§ What is needed
Which lines hold the word "TradingView"? Copy each one.

+++ Data extract +++

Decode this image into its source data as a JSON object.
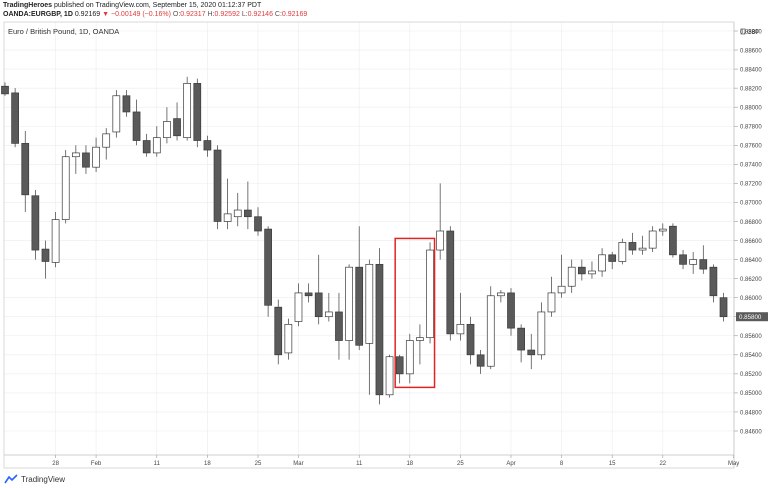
{
  "header": {
    "line1_author": "TradingHeroes",
    "line1_rest": "published on TradingView.com, September 15, 2020 01:12:37 PDT",
    "symbol": "OANDA:EURGBP, 1D",
    "price": "0.92169",
    "change_arrow": "▼",
    "change": "−0.00149 (−0.16%)",
    "o_label": "O:",
    "o_value": "0.92317",
    "h_label": "H:",
    "h_value": "0.92592",
    "l_label": "L:",
    "l_value": "0.92146",
    "c_label": "C:",
    "c_value": "0.92169"
  },
  "footer": {
    "brand": "TradingView"
  },
  "colors": {
    "bear": "#5a5a5a",
    "bull": "#ffffff",
    "outline": "#3a3a3a",
    "highlight": "#e02424",
    "grid": "#ececec",
    "price_tag": "#5a5a5a"
  },
  "chart_data": {
    "type": "candlestick",
    "title": "Euro / British Pound, 1D, OANDA",
    "currency_label": "GBP",
    "ylim": [
      0.845,
      0.89
    ],
    "y_ticks": [
      "0.88800",
      "0.88600",
      "0.88400",
      "0.88200",
      "0.88000",
      "0.87800",
      "0.87600",
      "0.87400",
      "0.87200",
      "0.87000",
      "0.86800",
      "0.86600",
      "0.86400",
      "0.86200",
      "0.86000",
      "0.85800",
      "0.85600",
      "0.85400",
      "0.85200",
      "0.85000",
      "0.84800",
      "0.84600"
    ],
    "x_ticks": [
      "28",
      "Feb",
      "11",
      "18",
      "25",
      "Mar",
      "11",
      "18",
      "25",
      "Apr",
      "8",
      "15",
      "22",
      "May"
    ],
    "last_price_tag": "0.85800",
    "last_price": 0.858,
    "candles": [
      {
        "o": 0.8822,
        "h": 0.8826,
        "l": 0.8812,
        "c": 0.8814
      },
      {
        "o": 0.8815,
        "h": 0.882,
        "l": 0.8758,
        "c": 0.8762
      },
      {
        "o": 0.8762,
        "h": 0.8775,
        "l": 0.869,
        "c": 0.8708
      },
      {
        "o": 0.8707,
        "h": 0.8713,
        "l": 0.864,
        "c": 0.865
      },
      {
        "o": 0.8651,
        "h": 0.866,
        "l": 0.862,
        "c": 0.8638
      },
      {
        "o": 0.8637,
        "h": 0.869,
        "l": 0.8632,
        "c": 0.8682
      },
      {
        "o": 0.8682,
        "h": 0.8755,
        "l": 0.8678,
        "c": 0.8748
      },
      {
        "o": 0.8748,
        "h": 0.876,
        "l": 0.873,
        "c": 0.8752
      },
      {
        "o": 0.8752,
        "h": 0.876,
        "l": 0.873,
        "c": 0.8737
      },
      {
        "o": 0.8737,
        "h": 0.8768,
        "l": 0.8732,
        "c": 0.8758
      },
      {
        "o": 0.8758,
        "h": 0.8778,
        "l": 0.8745,
        "c": 0.8772
      },
      {
        "o": 0.8774,
        "h": 0.8818,
        "l": 0.8768,
        "c": 0.8812
      },
      {
        "o": 0.8812,
        "h": 0.8818,
        "l": 0.879,
        "c": 0.8795
      },
      {
        "o": 0.8795,
        "h": 0.8808,
        "l": 0.876,
        "c": 0.8765
      },
      {
        "o": 0.8765,
        "h": 0.8772,
        "l": 0.8748,
        "c": 0.8752
      },
      {
        "o": 0.8752,
        "h": 0.878,
        "l": 0.8748,
        "c": 0.8768
      },
      {
        "o": 0.8768,
        "h": 0.88,
        "l": 0.8762,
        "c": 0.8785
      },
      {
        "o": 0.8788,
        "h": 0.8805,
        "l": 0.8765,
        "c": 0.877
      },
      {
        "o": 0.8768,
        "h": 0.8832,
        "l": 0.8765,
        "c": 0.8825
      },
      {
        "o": 0.8825,
        "h": 0.883,
        "l": 0.8758,
        "c": 0.8765
      },
      {
        "o": 0.8765,
        "h": 0.877,
        "l": 0.8748,
        "c": 0.8755
      },
      {
        "o": 0.8755,
        "h": 0.876,
        "l": 0.8672,
        "c": 0.868
      },
      {
        "o": 0.868,
        "h": 0.8725,
        "l": 0.8672,
        "c": 0.8688
      },
      {
        "o": 0.8685,
        "h": 0.871,
        "l": 0.8675,
        "c": 0.8692
      },
      {
        "o": 0.8692,
        "h": 0.8722,
        "l": 0.8672,
        "c": 0.8685
      },
      {
        "o": 0.8685,
        "h": 0.8695,
        "l": 0.8665,
        "c": 0.867
      },
      {
        "o": 0.8672,
        "h": 0.8675,
        "l": 0.858,
        "c": 0.8592
      },
      {
        "o": 0.859,
        "h": 0.8598,
        "l": 0.853,
        "c": 0.854
      },
      {
        "o": 0.8542,
        "h": 0.8578,
        "l": 0.8535,
        "c": 0.8572
      },
      {
        "o": 0.8575,
        "h": 0.8615,
        "l": 0.857,
        "c": 0.8605
      },
      {
        "o": 0.8605,
        "h": 0.8615,
        "l": 0.8595,
        "c": 0.8602
      },
      {
        "o": 0.8605,
        "h": 0.8645,
        "l": 0.8572,
        "c": 0.858
      },
      {
        "o": 0.858,
        "h": 0.8605,
        "l": 0.8575,
        "c": 0.8585
      },
      {
        "o": 0.8585,
        "h": 0.8605,
        "l": 0.8535,
        "c": 0.8555
      },
      {
        "o": 0.8555,
        "h": 0.8635,
        "l": 0.8535,
        "c": 0.8632
      },
      {
        "o": 0.8632,
        "h": 0.8675,
        "l": 0.8545,
        "c": 0.855
      },
      {
        "o": 0.8552,
        "h": 0.864,
        "l": 0.8498,
        "c": 0.8635
      },
      {
        "o": 0.8635,
        "h": 0.8652,
        "l": 0.8488,
        "c": 0.8498
      },
      {
        "o": 0.8498,
        "h": 0.854,
        "l": 0.8495,
        "c": 0.8538
      },
      {
        "o": 0.8538,
        "h": 0.854,
        "l": 0.851,
        "c": 0.852
      },
      {
        "o": 0.852,
        "h": 0.8562,
        "l": 0.851,
        "c": 0.8555
      },
      {
        "o": 0.8555,
        "h": 0.8572,
        "l": 0.853,
        "c": 0.8558
      },
      {
        "o": 0.8558,
        "h": 0.8658,
        "l": 0.8552,
        "c": 0.865
      },
      {
        "o": 0.865,
        "h": 0.872,
        "l": 0.864,
        "c": 0.867
      },
      {
        "o": 0.867,
        "h": 0.8675,
        "l": 0.8555,
        "c": 0.8562
      },
      {
        "o": 0.8562,
        "h": 0.8605,
        "l": 0.8555,
        "c": 0.8572
      },
      {
        "o": 0.8572,
        "h": 0.858,
        "l": 0.853,
        "c": 0.854
      },
      {
        "o": 0.854,
        "h": 0.8545,
        "l": 0.852,
        "c": 0.8528
      },
      {
        "o": 0.8528,
        "h": 0.8612,
        "l": 0.8525,
        "c": 0.8602
      },
      {
        "o": 0.8602,
        "h": 0.8608,
        "l": 0.8595,
        "c": 0.8605
      },
      {
        "o": 0.8605,
        "h": 0.861,
        "l": 0.856,
        "c": 0.8568
      },
      {
        "o": 0.8568,
        "h": 0.8572,
        "l": 0.8532,
        "c": 0.8545
      },
      {
        "o": 0.8545,
        "h": 0.8562,
        "l": 0.8525,
        "c": 0.854
      },
      {
        "o": 0.854,
        "h": 0.8595,
        "l": 0.8535,
        "c": 0.8585
      },
      {
        "o": 0.8585,
        "h": 0.8622,
        "l": 0.858,
        "c": 0.8605
      },
      {
        "o": 0.8605,
        "h": 0.8645,
        "l": 0.86,
        "c": 0.8612
      },
      {
        "o": 0.8612,
        "h": 0.864,
        "l": 0.8605,
        "c": 0.8632
      },
      {
        "o": 0.8632,
        "h": 0.864,
        "l": 0.8618,
        "c": 0.8625
      },
      {
        "o": 0.8625,
        "h": 0.8638,
        "l": 0.862,
        "c": 0.8628
      },
      {
        "o": 0.8628,
        "h": 0.8652,
        "l": 0.8622,
        "c": 0.8645
      },
      {
        "o": 0.8645,
        "h": 0.8648,
        "l": 0.863,
        "c": 0.8638
      },
      {
        "o": 0.8638,
        "h": 0.8662,
        "l": 0.8635,
        "c": 0.8658
      },
      {
        "o": 0.8658,
        "h": 0.8668,
        "l": 0.8645,
        "c": 0.865
      },
      {
        "o": 0.865,
        "h": 0.8665,
        "l": 0.8645,
        "c": 0.8652
      },
      {
        "o": 0.8652,
        "h": 0.8675,
        "l": 0.8648,
        "c": 0.867
      },
      {
        "o": 0.867,
        "h": 0.8678,
        "l": 0.8665,
        "c": 0.8672
      },
      {
        "o": 0.8675,
        "h": 0.8678,
        "l": 0.8642,
        "c": 0.8645
      },
      {
        "o": 0.8645,
        "h": 0.865,
        "l": 0.863,
        "c": 0.8635
      },
      {
        "o": 0.8635,
        "h": 0.8648,
        "l": 0.8625,
        "c": 0.864
      },
      {
        "o": 0.864,
        "h": 0.8655,
        "l": 0.8625,
        "c": 0.863
      },
      {
        "o": 0.8632,
        "h": 0.8635,
        "l": 0.8595,
        "c": 0.8602
      },
      {
        "o": 0.86,
        "h": 0.8605,
        "l": 0.8575,
        "c": 0.858
      }
    ],
    "highlight_candles": [
      39,
      42
    ]
  }
}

+++

§ Solution for this task
    "line1_rest": "published on TradingView.com, September 15, 2020 01:12:37 PDT",
    "brand": "TradingView"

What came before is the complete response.